__EXERCISE DIRECTIONS__: Establish how many lines in the material include the string "pranay" and report it as a lone number.

__INPUT FOR THIS TASK__:
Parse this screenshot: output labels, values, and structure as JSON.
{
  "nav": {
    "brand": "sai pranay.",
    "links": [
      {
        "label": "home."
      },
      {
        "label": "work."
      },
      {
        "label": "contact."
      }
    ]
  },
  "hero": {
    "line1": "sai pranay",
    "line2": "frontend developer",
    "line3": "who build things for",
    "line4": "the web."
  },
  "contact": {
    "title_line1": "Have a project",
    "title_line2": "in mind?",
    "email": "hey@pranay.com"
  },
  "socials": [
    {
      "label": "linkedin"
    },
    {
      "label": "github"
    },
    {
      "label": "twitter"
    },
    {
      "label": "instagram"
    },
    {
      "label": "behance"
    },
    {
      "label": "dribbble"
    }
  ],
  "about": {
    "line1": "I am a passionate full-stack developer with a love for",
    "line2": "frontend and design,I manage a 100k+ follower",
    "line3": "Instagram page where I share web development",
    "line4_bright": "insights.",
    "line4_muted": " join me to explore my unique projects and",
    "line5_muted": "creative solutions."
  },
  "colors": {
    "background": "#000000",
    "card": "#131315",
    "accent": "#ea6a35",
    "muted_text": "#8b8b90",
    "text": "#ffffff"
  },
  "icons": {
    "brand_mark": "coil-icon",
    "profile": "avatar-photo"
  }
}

__ANSWER TO THE TASK__: 3